EXERCISE REQUIREMENTS:
Scan the records and identify every line in which the string "Eski" occurs, then return those lines.

INFORMATION PROVIDED:
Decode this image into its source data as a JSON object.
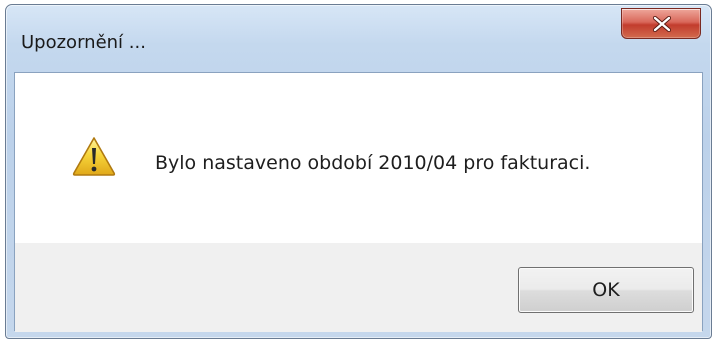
{
  "dialog": {
    "title": "Upozornění ...",
    "message": "Bylo nastaveno období 2010/04 pro fakturaci.",
    "icon": "warning-icon",
    "ok_label": "OK",
    "close_icon": "close-icon"
  },
  "colors": {
    "close_button": "#c94a3b",
    "warning_icon": "#f5c518",
    "window_frame": "#bcd1ea"
  }
}
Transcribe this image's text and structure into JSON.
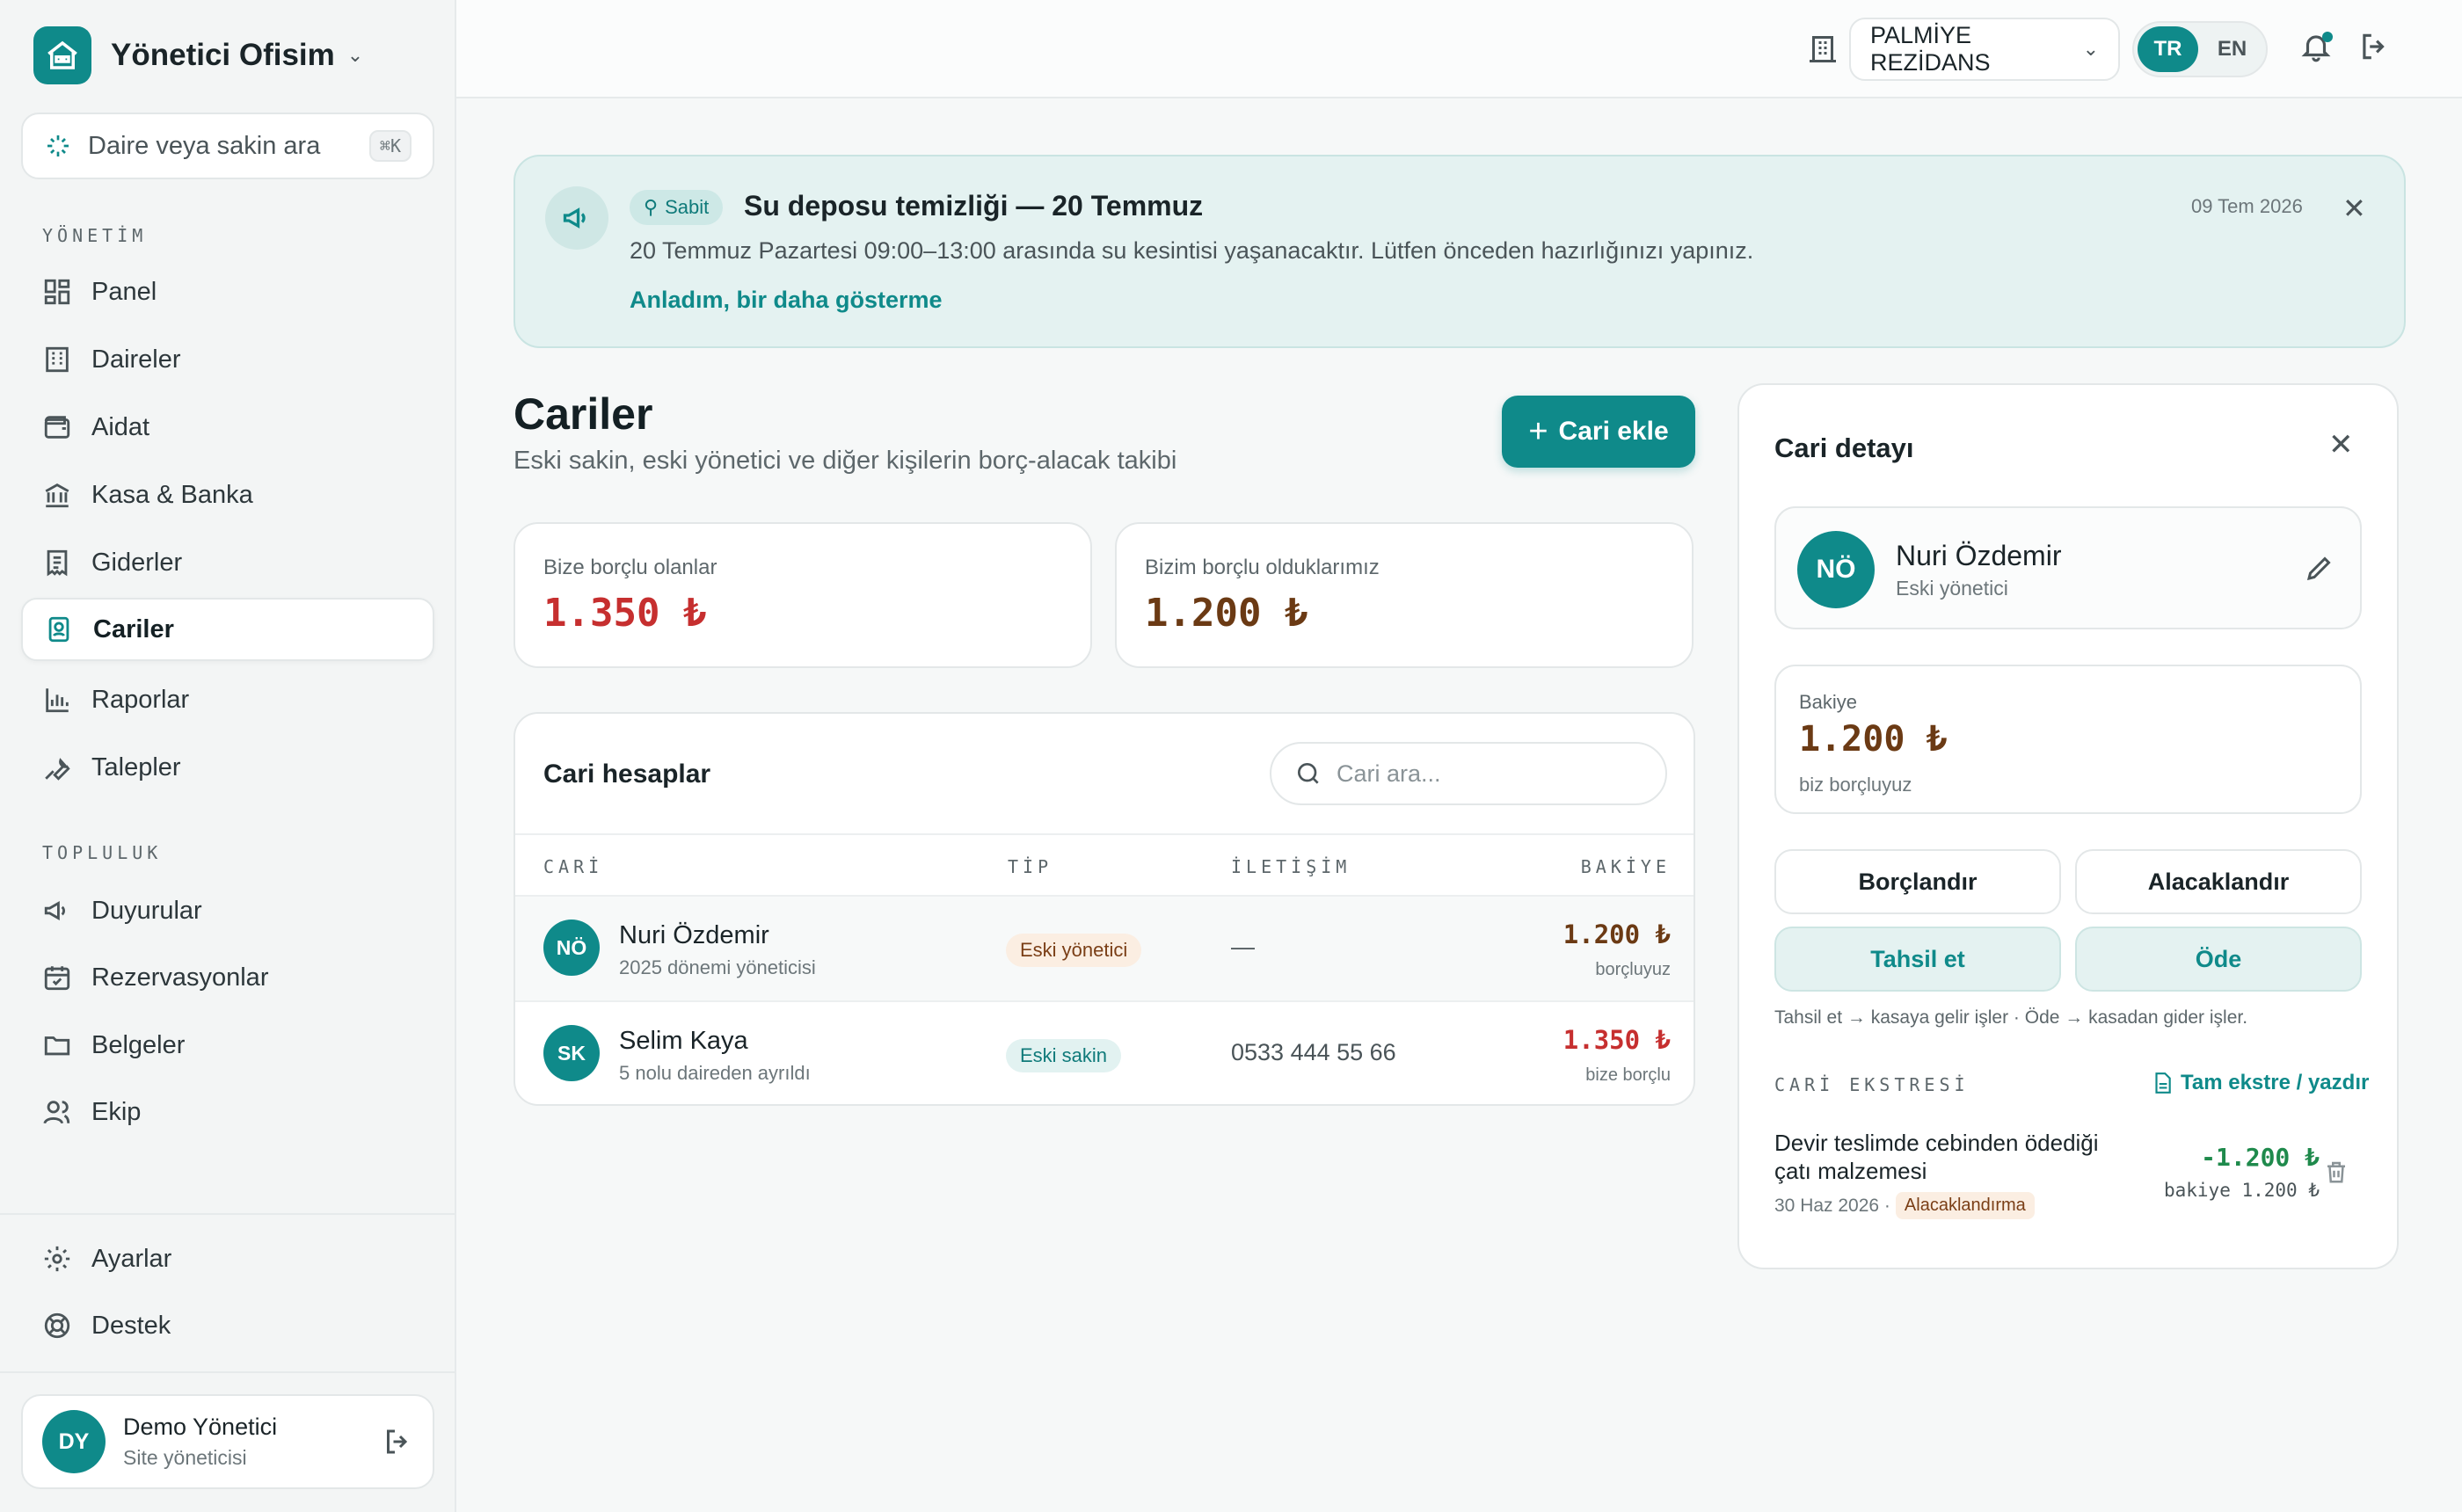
{
  "brand": {
    "name": "Yönetici Ofisim"
  },
  "sidebar": {
    "search_placeholder": "Daire veya sakin ara",
    "search_shortcut": "⌘K",
    "section_management": "YÖNETİM",
    "section_community": "TOPLULUK",
    "items": [
      {
        "label": "Panel",
        "icon": "grid-icon"
      },
      {
        "label": "Daireler",
        "icon": "building-icon"
      },
      {
        "label": "Aidat",
        "icon": "wallet-icon"
      },
      {
        "label": "Kasa & Banka",
        "icon": "bank-icon"
      },
      {
        "label": "Giderler",
        "icon": "receipt-icon"
      },
      {
        "label": "Cariler",
        "icon": "contact-book-icon",
        "active": true
      },
      {
        "label": "Raporlar",
        "icon": "bar-chart-icon"
      },
      {
        "label": "Talepler",
        "icon": "wrench-icon"
      }
    ],
    "community_items": [
      {
        "label": "Duyurular",
        "icon": "megaphone-icon"
      },
      {
        "label": "Rezervasyonlar",
        "icon": "calendar-icon"
      },
      {
        "label": "Belgeler",
        "icon": "folder-icon"
      },
      {
        "label": "Ekip",
        "icon": "users-icon"
      }
    ],
    "bottom_items": [
      {
        "label": "Ayarlar",
        "icon": "gear-icon"
      },
      {
        "label": "Destek",
        "icon": "lifebuoy-icon"
      }
    ],
    "user": {
      "initials": "DY",
      "name": "Demo Yönetici",
      "role": "Site yöneticisi"
    }
  },
  "topbar": {
    "site_name": "PALMİYE REZİDANS",
    "lang_tr": "TR",
    "lang_en": "EN"
  },
  "announcement": {
    "badge": "Sabit",
    "title": "Su deposu temizliği — 20 Temmuz",
    "date": "09 Tem 2026",
    "body": "20 Temmuz Pazartesi 09:00–13:00 arasında su kesintisi yaşanacaktır. Lütfen önceden hazırlığınızı yapınız.",
    "dismiss_link": "Anladım, bir daha gösterme"
  },
  "page": {
    "title": "Cariler",
    "subtitle": "Eski sakin, eski yönetici ve diğer kişilerin borç-alacak takibi",
    "add_button": "Cari ekle"
  },
  "stats": {
    "owed_to_us_label": "Bize borçlu olanlar",
    "owed_to_us_value": "1.350 ₺",
    "we_owe_label": "Bizim borçlu olduklarımız",
    "we_owe_value": "1.200 ₺"
  },
  "accounts": {
    "title": "Cari hesaplar",
    "search_placeholder": "Cari ara...",
    "columns": [
      "CARİ",
      "TİP",
      "İLETİŞİM",
      "BAKİYE"
    ],
    "rows": [
      {
        "initials": "NÖ",
        "name": "Nuri Özdemir",
        "note": "2025 dönemi yöneticisi",
        "type": "Eski yönetici",
        "contact": "—",
        "balance": "1.200 ₺",
        "balance_note": "borçluyuz"
      },
      {
        "initials": "SK",
        "name": "Selim Kaya",
        "note": "5 nolu daireden ayrıldı",
        "type": "Eski sakin",
        "contact": "0533 444 55 66",
        "balance": "1.350 ₺",
        "balance_note": "bize borçlu"
      }
    ]
  },
  "detail": {
    "title": "Cari detayı",
    "initials": "NÖ",
    "name": "Nuri Özdemir",
    "role": "Eski yönetici",
    "balance_label": "Bakiye",
    "balance_value": "1.200 ₺",
    "balance_note": "biz borçluyuz",
    "btn_debit": "Borçlandır",
    "btn_credit": "Alacaklandır",
    "btn_collect": "Tahsil et",
    "btn_pay": "Öde",
    "hint": "Tahsil et → kasaya gelir işler · Öde → kasadan gider işler.",
    "statement_label": "CARİ EKSTRESİ",
    "statement_link": "Tam ekstre / yazdır",
    "entry": {
      "description": "Devir teslimde cebinden ödediği çatı malzemesi",
      "date": "30 Haz 2026 ·",
      "badge": "Alacaklandırma",
      "amount": "-1.200 ₺",
      "running_balance": "bakiye 1.200 ₺"
    }
  },
  "colors": {
    "accent": "#0f8a8a",
    "negative": "#c62f2f",
    "debt": "#6b3a14",
    "positive": "#1f8a4c"
  }
}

CORRECT ANSWER:
    "subtitle": "Eski sakin, eski yönetici ve diğer kişilerin borç-alacak takibi",
        "type": "Eski yönetici",
        "type": "Eski sakin",
    "role": "Eski yönetici",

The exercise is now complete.